◆ EXERCISE INSTRUCTIONS: Reproduce all of the material exactly as shown.

(Saved data entries)
· · · ·

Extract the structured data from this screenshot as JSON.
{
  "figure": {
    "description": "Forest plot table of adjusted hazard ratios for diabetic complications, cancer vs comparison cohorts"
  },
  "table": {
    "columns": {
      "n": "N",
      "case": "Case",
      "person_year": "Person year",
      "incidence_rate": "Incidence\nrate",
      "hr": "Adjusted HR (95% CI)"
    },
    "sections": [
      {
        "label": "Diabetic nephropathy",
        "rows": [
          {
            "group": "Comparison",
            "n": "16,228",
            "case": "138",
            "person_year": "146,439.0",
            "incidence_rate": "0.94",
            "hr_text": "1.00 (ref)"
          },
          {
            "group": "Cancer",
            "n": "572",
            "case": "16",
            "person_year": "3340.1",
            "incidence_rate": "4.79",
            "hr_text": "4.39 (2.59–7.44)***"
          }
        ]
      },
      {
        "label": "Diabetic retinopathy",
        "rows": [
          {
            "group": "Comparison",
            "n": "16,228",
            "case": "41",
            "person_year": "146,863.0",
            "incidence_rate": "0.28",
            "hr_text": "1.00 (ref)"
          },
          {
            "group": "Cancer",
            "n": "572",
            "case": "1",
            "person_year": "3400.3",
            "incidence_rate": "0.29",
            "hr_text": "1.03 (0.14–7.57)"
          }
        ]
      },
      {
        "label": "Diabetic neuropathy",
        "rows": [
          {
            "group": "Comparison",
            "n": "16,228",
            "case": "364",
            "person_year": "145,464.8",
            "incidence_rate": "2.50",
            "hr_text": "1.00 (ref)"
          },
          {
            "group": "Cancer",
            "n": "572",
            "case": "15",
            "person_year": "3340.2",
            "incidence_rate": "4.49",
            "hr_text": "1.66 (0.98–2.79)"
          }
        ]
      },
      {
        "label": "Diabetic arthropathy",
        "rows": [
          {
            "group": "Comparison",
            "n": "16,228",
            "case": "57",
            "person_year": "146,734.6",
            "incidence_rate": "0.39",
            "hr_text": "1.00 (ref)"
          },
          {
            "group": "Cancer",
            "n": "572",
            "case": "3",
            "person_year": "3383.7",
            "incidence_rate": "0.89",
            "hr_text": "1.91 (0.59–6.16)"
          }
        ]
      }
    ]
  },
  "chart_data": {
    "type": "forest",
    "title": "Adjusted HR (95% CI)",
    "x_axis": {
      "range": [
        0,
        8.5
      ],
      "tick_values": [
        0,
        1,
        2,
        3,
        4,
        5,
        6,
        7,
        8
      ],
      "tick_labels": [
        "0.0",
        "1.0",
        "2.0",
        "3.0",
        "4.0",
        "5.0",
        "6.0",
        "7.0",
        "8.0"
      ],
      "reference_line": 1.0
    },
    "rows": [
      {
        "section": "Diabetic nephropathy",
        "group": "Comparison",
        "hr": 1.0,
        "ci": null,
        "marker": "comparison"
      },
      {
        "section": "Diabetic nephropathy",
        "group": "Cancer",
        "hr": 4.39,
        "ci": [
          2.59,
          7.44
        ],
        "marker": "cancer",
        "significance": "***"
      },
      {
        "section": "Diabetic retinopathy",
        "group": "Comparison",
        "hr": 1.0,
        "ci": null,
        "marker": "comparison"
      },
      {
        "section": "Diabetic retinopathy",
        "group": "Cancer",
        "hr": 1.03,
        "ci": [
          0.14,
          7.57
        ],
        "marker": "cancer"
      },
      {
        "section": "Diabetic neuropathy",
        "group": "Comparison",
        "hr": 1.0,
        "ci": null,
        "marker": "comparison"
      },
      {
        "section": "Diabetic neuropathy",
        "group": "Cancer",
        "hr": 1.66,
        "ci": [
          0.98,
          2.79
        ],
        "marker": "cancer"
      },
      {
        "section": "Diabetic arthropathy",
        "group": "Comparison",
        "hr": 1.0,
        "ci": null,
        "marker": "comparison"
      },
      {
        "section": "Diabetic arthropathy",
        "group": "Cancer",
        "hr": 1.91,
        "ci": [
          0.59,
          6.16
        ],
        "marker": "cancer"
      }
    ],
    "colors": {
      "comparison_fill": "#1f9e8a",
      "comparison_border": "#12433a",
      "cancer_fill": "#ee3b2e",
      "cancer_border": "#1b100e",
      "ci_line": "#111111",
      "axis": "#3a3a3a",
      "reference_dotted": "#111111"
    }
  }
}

· · · ·

◆ SOLUTION FOR THIS TASK:
Extract the structured data from this screenshot as JSON.
{
  "figure": {
    "description": "Forest plot table of adjusted hazard ratios for diabetic complications, cancer vs comparison cohorts"
  },
  "table": {
    "columns": {
      "n": "N",
      "case": "Case",
      "person_year": "Person year",
      "incidence_rate": "Incidence\nrate",
      "hr": "Adjusted HR (95% CI)"
    },
    "sections": [
      {
        "label": "Diabetic nephropathy",
        "rows": [
          {
            "group": "Comparison",
            "n": "16,228",
            "case": "138",
            "person_year": "146,439.0",
            "incidence_rate": "0.94",
            "hr_text": "1.00 (ref)"
          },
          {
            "group": "Cancer",
            "n": "572",
            "case": "16",
            "person_year": "3340.1",
            "incidence_rate": "4.79",
            "hr_text": "4.39 (2.59–7.44)***"
          }
        ]
      },
      {
        "label": "Diabetic retinopathy",
        "rows": [
          {
            "group": "Comparison",
            "n": "16,228",
            "case": "41",
            "person_year": "146,863.0",
            "incidence_rate": "0.28",
            "hr_text": "1.00 (ref)"
          },
          {
            "group": "Cancer",
            "n": "572",
            "case": "1",
            "person_year": "3400.3",
            "incidence_rate": "0.29",
            "hr_text": "1.03 (0.14–7.57)"
          }
        ]
      },
      {
        "label": "Diabetic neuropathy",
        "rows": [
          {
            "group": "Comparison",
            "n": "16,228",
            "case": "364",
            "person_year": "145,464.8",
            "incidence_rate": "2.50",
            "hr_text": "1.00 (ref)"
          },
          {
            "group": "Cancer",
            "n": "572",
            "case": "15",
            "person_year": "3340.2",
            "incidence_rate": "4.49",
            "hr_text": "1.66 (0.98–2.79)"
          }
        ]
      },
      {
        "label": "Diabetic arthropathy",
        "rows": [
          {
            "group": "Comparison",
            "n": "16,228",
            "case": "57",
            "person_year": "146,734.6",
            "incidence_rate": "0.39",
            "hr_text": "1.00 (ref)"
          },
          {
            "group": "Cancer",
            "n": "572",
            "case": "3",
            "person_year": "3383.7",
            "incidence_rate": "0.89",
            "hr_text": "1.91 (0.59–6.16)"
          }
        ]
      }
    ]
  },
  "chart_data": {
    "type": "forest",
    "title": "Adjusted HR (95% CI)",
    "x_axis": {
      "range": [
        0,
        8.5
      ],
      "tick_values": [
        0,
        1,
        2,
        3,
        4,
        5,
        6,
        7,
        8
      ],
      "tick_labels": [
        "0.0",
        "1.0",
        "2.0",
        "3.0",
        "4.0",
        "5.0",
        "6.0",
        "7.0",
        "8.0"
      ],
      "reference_line": 1.0
    },
    "rows": [
      {
        "section": "Diabetic nephropathy",
        "group": "Comparison",
        "hr": 1.0,
        "ci": null,
        "marker": "comparison"
      },
      {
        "section": "Diabetic nephropathy",
        "group": "Cancer",
        "hr": 4.39,
        "ci": [
          2.59,
          7.44
        ],
        "marker": "cancer",
        "significance": "***"
      },
      {
        "section": "Diabetic retinopathy",
        "group": "Comparison",
        "hr": 1.0,
        "ci": null,
        "marker": "comparison"
      },
      {
        "section": "Diabetic retinopathy",
        "group": "Cancer",
        "hr": 1.03,
        "ci": [
          0.14,
          7.57
        ],
        "marker": "cancer"
      },
      {
        "section": "Diabetic neuropathy",
        "group": "Comparison",
        "hr": 1.0,
        "ci": null,
        "marker": "comparison"
      },
      {
        "section": "Diabetic neuropathy",
        "group": "Cancer",
        "hr": 1.66,
        "ci": [
          0.98,
          2.79
        ],
        "marker": "cancer"
      },
      {
        "section": "Diabetic arthropathy",
        "group": "Comparison",
        "hr": 1.0,
        "ci": null,
        "marker": "comparison"
      },
      {
        "section": "Diabetic arthropathy",
        "group": "Cancer",
        "hr": 1.91,
        "ci": [
          0.59,
          6.16
        ],
        "marker": "cancer"
      }
    ],
    "colors": {
      "comparison_fill": "#1f9e8a",
      "comparison_border": "#12433a",
      "cancer_fill": "#ee3b2e",
      "cancer_border": "#1b100e",
      "ci_line": "#111111",
      "axis": "#3a3a3a",
      "reference_dotted": "#111111"
    }
  }
}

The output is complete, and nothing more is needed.